Domande proposte:
[a] Rispondi a queste domande sull'articolo su Green Arrow Capital.
(i) Quando è stato avviato l'iter autorizzativo con le Autorità di Vigilanza?
(ii) Quanti professionisti conta il nuovo gruppo?
(iii) In che anno è stato fondato Green Arrow Capital?
[b] Trascrivi alla lettera la parte dell'articolo su Green Arrow Capital che comincia con le parole "La business combination" e termina con "client solutions product.".

Brano proposto:
= = = = =

Green Arrow Capital perfeziona l’acquisizione di Dea Capital Alternative Funds e lancia 3 nuovi fondi

Green Arrow Capital (Gac) ha annunciato il perfezionamento dell’acquisizione del 100% di Dea Capital Alternative Funds sgr, concludendo positivamente l’iter autorizzativo avviato lo scorso agosto con le Autorità di Vigilanza competenti. Con questa operazione, il gruppo raggiunge 8 miliardi di euro di masse gestite, consolidandosi come il più grande gestore italiano attivo negli investimenti alternativi per dimensione.

I dettagli dell’operazione

La business combination dà vita a una piattaforma unica attiva negli alternative asset che integra competenze complementari e team di gestione, generando sinergie industriali e geografiche. Il nuovo gruppo, con oltre 160 professionisti, opererà tra Roma, Milano, Trento, Lussemburgo e Madrid attraverso sette strategie di investimento — Private Equity, Energy & Digital Infrastructure, Private Credit, Special Situations, NPL, Client Solutions e Real Estate — con 31 fondi e sette client solutions product.

Il completamento dell’operazione si inserisce nel percorso di crescita avviato da Green Arrow Capital, gruppo fondato nel 2012 da Eugenio de Blasio — azionista di riferimento ed executive chairman — e Daniele Camponeschi, group cio, affiancati da Alessandro Di Michele, managing partner e nuovo ceo della sgr. Tra i soci istituzionali figurano Intesa Sanpaolo, Enpam e Itas, mentre Francesco Maria Giovannini, partner e deputy chairman della sgr, e Stefano Russo, partner, hanno contribuito al percorso di crescita.

L’operazione permette a Gac di raggiungere una dimensione critica nel private equity, idonea a supportare il targeting di capitali istituzionali anche a livello internazionale. Un potenziamento che si lega all’istituzione, lo scorso anno, di Green Arrow Capital AIFM Sarl, la società lussemburghese volta a facilitare la gestione e la distribuzione di fondi alternativi a livello cross border. Tramite le proprie partecipazioni, il gruppo stima di contribuire allo sviluppo dell’economia reale con un impatto occupazionale pari a circa 25.000 posti di lavoro generati.

= = = = =

Dati di segmentazione della pagina
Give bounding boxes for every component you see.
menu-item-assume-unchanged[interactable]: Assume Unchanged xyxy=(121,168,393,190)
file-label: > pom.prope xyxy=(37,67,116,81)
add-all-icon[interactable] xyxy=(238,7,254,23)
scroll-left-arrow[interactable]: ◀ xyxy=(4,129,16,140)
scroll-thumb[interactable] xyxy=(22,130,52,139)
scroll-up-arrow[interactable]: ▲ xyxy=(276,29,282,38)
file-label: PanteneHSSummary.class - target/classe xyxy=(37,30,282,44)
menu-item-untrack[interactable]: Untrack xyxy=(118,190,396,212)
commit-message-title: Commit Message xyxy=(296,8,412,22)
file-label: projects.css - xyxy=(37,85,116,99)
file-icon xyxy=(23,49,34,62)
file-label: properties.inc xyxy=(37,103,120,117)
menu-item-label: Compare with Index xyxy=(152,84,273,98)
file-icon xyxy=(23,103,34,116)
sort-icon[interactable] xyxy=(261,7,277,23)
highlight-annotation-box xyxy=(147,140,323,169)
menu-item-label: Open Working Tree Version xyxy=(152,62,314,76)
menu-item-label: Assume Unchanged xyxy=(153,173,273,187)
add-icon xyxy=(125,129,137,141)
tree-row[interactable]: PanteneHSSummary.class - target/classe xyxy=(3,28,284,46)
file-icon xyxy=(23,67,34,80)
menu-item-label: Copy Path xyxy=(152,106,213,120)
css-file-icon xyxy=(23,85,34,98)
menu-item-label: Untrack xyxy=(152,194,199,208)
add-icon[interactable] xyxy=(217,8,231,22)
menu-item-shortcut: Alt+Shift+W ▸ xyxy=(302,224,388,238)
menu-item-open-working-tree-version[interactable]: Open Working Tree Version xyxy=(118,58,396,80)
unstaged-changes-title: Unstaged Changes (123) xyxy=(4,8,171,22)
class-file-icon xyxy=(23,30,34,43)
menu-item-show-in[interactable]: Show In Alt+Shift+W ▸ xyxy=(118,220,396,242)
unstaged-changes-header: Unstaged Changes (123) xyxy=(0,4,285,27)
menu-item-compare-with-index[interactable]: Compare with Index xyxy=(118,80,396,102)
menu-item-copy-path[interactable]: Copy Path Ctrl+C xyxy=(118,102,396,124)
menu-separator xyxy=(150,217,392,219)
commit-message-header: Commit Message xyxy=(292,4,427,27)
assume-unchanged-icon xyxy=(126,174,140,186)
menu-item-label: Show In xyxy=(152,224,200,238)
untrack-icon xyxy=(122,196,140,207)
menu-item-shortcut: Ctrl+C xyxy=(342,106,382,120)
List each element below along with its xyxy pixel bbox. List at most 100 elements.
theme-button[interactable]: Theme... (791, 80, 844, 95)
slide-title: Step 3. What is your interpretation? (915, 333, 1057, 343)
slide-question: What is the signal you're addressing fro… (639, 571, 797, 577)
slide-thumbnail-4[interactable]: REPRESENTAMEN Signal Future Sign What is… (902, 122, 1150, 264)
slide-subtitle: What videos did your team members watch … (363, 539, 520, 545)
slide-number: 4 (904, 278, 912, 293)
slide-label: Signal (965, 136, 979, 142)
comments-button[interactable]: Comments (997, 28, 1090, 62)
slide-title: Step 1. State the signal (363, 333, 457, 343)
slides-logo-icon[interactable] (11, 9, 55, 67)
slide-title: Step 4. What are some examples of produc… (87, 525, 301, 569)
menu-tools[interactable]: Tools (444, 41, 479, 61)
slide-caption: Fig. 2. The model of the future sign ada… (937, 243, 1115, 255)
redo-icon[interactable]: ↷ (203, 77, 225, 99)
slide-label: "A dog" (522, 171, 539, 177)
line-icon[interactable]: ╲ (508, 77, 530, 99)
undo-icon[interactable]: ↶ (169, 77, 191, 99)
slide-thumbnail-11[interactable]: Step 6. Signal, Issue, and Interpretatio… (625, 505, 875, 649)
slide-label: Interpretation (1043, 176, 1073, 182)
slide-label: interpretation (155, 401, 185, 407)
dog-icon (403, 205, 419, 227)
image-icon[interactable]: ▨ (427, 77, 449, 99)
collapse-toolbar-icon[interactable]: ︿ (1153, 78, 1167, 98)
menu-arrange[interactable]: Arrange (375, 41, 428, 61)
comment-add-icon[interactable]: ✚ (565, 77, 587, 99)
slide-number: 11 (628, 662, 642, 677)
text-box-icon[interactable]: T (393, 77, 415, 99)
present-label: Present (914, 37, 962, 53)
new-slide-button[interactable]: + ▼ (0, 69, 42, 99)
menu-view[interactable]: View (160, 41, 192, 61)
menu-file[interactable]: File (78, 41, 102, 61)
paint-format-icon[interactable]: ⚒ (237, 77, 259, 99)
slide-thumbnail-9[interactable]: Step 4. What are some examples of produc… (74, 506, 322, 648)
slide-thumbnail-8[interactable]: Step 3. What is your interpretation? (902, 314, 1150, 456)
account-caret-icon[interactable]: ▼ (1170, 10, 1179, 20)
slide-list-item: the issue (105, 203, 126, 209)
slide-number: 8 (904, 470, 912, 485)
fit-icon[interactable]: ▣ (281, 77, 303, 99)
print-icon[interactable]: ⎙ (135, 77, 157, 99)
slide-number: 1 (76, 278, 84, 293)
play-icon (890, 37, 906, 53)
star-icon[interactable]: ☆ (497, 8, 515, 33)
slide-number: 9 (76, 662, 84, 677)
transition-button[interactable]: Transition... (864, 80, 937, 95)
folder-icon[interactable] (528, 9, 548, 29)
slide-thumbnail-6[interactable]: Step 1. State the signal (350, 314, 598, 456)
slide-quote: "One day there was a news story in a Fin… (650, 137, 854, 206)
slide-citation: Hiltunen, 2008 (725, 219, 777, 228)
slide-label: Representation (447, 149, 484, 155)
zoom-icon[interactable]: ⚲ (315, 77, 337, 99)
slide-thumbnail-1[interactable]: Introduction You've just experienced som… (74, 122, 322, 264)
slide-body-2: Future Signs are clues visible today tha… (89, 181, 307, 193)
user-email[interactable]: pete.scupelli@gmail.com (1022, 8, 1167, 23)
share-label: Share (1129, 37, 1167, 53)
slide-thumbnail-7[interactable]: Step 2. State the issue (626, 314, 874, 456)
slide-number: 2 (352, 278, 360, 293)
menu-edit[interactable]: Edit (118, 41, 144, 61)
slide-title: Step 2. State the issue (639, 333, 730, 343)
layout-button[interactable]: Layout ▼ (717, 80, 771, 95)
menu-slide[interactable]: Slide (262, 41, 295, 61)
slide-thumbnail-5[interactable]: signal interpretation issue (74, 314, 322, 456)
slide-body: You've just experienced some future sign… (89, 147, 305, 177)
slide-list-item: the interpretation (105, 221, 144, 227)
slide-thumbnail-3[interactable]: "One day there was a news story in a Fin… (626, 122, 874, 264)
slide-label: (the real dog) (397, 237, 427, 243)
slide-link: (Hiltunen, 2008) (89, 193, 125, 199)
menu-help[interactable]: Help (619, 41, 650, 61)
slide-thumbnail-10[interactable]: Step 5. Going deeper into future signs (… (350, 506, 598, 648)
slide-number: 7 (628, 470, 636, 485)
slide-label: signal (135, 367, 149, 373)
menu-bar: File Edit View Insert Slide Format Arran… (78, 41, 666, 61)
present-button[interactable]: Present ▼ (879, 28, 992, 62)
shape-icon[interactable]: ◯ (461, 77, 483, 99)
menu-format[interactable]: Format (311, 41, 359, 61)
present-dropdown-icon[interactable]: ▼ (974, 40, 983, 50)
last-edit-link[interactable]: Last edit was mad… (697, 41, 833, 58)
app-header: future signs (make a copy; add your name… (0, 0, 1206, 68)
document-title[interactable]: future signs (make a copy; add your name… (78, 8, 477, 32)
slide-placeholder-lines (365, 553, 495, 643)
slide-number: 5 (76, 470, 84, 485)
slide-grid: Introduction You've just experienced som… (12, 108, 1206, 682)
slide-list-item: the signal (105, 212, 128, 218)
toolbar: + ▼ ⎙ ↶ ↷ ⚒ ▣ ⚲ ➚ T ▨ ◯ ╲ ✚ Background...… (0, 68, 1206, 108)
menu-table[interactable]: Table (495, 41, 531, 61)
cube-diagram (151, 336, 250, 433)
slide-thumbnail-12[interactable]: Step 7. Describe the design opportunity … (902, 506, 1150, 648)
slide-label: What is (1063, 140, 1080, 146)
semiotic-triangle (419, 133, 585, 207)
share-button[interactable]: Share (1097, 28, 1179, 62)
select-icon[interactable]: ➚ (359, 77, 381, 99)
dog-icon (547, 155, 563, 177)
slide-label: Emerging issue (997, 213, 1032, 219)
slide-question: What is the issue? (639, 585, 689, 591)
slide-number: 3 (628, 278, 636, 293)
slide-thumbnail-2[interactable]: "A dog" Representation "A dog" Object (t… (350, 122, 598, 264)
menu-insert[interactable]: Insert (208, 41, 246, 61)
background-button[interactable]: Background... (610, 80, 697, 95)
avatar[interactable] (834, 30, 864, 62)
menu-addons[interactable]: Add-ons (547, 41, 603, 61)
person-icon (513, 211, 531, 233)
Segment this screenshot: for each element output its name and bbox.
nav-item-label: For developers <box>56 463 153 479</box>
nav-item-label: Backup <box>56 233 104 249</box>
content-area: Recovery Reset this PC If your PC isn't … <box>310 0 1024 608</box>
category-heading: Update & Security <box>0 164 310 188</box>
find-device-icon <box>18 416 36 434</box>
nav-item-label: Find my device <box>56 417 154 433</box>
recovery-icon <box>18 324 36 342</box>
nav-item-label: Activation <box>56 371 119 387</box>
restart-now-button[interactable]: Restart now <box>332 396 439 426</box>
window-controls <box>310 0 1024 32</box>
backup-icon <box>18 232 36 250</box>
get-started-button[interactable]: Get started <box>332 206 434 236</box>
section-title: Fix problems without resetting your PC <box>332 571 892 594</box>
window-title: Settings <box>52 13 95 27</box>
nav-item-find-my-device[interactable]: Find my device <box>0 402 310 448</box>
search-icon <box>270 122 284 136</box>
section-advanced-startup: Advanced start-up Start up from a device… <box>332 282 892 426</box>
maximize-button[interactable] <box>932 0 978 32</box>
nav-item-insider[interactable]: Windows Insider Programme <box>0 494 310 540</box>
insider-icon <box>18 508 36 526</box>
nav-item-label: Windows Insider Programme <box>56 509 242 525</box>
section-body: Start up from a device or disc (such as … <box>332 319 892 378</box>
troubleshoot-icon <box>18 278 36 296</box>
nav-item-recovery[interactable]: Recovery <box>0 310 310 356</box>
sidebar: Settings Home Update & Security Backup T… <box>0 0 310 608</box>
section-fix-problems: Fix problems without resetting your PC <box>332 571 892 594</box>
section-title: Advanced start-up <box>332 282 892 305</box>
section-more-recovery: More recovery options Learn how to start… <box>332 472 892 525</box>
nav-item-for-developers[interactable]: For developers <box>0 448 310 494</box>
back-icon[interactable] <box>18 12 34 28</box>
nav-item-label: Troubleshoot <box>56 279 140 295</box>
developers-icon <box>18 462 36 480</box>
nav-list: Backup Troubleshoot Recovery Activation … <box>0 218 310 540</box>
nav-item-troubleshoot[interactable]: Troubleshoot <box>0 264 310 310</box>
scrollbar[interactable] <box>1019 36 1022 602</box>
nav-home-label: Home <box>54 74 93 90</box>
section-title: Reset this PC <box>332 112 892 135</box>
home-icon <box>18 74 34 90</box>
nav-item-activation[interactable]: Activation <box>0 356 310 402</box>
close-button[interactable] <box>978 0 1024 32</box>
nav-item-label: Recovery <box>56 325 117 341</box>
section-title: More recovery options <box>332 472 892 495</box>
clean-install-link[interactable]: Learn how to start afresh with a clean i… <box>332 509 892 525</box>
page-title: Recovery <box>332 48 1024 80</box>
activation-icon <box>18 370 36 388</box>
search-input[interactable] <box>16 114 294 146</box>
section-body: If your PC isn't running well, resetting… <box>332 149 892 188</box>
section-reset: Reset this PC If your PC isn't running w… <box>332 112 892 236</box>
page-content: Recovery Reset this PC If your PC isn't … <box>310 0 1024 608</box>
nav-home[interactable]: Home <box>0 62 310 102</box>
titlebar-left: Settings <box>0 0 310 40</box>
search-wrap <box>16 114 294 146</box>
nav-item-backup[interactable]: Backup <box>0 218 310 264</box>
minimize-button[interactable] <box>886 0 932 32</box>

= = = = =

Soluzioni per esercizio:
[a]
(i) Lo scorso agosto.
(ii) Oltre 160.
(iii) Nel 2012.

[b]
La business combination dà vita a una piattaforma unica attiva negli alternative asset che integra competenze complementari e team di gestione, generando sinergie industriali e geografiche. Il nuovo gruppo, con oltre 160 professionisti, opererà tra Roma, Milano, Trento, Lussemburgo e Madrid attraverso sette strategie di investimento — Private Equity, Energy & Digital Infrastructure, Private Credit, Special Situations, NPL, Client Solutions e Real Estate — con 31 fondi e sette client solutions product.